SHORT TASK: Give the count of lines holding the string "spare" and nothing else.

RECORDED INFORMATION:
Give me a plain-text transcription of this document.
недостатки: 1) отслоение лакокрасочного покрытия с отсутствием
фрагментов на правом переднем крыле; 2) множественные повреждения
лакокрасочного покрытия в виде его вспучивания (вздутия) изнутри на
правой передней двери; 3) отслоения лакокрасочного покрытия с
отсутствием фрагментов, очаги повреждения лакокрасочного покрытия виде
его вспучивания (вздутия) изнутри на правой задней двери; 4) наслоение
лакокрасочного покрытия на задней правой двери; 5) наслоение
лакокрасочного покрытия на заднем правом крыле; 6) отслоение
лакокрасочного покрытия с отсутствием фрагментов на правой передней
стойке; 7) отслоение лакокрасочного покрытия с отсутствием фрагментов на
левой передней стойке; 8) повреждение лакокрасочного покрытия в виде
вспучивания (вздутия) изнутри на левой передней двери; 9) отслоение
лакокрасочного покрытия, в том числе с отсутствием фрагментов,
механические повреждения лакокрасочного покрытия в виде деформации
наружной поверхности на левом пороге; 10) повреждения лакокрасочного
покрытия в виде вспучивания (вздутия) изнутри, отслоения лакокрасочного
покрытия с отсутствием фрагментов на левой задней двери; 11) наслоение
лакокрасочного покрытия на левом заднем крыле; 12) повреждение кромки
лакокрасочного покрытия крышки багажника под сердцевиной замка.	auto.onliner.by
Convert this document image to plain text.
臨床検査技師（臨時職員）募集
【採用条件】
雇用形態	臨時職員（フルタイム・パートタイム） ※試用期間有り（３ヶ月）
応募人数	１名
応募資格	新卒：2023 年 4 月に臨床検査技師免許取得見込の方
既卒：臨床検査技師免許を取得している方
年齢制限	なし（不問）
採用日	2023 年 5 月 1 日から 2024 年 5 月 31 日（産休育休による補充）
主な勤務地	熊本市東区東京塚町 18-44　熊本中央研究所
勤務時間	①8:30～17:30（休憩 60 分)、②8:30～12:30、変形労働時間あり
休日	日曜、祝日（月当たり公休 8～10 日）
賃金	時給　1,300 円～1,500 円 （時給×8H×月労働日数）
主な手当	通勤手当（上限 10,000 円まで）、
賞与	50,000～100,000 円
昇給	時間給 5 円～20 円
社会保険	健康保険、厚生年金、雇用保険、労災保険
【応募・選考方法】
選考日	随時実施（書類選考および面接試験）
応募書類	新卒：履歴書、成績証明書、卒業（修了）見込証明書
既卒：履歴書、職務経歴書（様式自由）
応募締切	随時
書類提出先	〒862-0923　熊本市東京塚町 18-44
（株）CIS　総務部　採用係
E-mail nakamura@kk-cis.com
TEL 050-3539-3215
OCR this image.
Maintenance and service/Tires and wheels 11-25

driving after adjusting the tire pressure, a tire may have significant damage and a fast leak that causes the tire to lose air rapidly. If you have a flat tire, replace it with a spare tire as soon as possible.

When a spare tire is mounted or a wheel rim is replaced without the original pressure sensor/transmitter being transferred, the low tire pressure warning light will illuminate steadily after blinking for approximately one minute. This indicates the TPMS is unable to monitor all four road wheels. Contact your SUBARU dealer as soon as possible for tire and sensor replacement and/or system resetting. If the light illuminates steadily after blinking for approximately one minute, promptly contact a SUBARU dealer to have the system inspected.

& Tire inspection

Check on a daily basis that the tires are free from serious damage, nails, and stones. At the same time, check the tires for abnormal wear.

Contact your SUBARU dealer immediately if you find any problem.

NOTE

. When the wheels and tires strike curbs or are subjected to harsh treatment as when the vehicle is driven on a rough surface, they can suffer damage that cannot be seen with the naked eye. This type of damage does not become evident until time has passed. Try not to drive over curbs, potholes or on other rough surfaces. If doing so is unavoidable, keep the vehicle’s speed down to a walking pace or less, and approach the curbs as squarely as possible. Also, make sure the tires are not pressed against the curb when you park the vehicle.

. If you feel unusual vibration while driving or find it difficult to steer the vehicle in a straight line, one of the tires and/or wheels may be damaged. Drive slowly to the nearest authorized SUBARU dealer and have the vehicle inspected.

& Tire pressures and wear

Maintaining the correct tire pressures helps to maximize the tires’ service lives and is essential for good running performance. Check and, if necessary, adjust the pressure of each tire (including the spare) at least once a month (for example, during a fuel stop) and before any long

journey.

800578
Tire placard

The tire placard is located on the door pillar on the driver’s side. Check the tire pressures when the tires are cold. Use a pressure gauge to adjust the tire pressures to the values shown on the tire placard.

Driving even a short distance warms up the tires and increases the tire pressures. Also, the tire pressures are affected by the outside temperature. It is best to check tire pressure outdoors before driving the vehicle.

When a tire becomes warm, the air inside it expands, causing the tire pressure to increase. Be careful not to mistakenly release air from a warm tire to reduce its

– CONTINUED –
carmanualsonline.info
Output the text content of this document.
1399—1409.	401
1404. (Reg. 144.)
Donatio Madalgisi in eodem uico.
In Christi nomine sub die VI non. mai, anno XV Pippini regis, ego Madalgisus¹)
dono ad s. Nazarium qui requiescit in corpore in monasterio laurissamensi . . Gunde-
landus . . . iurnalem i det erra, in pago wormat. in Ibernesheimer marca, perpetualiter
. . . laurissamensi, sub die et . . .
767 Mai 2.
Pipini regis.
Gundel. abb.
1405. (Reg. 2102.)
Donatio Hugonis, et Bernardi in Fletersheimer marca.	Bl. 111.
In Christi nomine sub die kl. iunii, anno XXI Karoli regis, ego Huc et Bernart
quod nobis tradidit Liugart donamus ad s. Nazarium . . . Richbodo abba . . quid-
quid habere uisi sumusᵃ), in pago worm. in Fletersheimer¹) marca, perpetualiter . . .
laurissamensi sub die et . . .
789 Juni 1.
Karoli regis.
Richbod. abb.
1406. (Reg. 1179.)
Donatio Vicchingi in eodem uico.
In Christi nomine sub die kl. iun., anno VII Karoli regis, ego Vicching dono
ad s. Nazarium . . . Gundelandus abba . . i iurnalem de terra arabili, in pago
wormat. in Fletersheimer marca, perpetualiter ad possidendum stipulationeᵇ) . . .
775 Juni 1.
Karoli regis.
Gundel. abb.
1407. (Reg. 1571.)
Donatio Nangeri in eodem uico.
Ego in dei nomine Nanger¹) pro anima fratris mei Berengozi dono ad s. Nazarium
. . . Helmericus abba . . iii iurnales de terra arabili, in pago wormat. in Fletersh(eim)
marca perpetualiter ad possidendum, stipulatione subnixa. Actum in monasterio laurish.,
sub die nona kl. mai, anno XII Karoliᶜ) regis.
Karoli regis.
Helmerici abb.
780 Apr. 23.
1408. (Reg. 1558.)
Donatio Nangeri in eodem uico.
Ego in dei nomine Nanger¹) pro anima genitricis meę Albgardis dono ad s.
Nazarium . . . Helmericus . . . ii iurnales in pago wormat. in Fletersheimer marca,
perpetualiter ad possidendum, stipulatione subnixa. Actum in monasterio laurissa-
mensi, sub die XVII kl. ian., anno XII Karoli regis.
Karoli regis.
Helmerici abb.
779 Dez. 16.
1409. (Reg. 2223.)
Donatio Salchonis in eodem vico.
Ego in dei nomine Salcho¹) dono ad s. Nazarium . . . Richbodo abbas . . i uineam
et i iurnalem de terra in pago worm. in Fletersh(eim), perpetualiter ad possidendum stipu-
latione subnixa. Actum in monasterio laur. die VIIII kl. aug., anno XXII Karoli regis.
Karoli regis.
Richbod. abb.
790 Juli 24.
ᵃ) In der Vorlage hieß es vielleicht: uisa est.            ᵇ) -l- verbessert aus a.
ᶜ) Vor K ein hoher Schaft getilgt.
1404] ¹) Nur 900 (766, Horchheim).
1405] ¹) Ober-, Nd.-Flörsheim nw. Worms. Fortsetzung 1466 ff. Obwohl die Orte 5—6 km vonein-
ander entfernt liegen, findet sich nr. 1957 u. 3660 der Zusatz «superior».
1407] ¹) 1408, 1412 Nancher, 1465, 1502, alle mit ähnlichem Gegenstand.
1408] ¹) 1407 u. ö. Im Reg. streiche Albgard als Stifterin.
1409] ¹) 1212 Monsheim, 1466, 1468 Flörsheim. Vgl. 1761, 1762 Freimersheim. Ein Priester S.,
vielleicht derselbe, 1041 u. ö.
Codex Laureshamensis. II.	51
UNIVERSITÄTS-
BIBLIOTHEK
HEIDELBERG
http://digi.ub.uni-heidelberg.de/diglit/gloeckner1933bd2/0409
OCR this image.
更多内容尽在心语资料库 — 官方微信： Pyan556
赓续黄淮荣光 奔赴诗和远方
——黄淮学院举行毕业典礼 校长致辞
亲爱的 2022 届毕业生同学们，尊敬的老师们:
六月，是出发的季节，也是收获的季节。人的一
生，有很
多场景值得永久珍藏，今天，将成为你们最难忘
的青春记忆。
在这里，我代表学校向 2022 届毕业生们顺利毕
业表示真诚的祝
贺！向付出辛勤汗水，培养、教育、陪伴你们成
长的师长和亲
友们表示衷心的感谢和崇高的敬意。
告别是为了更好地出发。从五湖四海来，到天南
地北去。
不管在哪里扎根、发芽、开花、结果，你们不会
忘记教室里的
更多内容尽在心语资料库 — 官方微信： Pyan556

TASK ANSWER: 3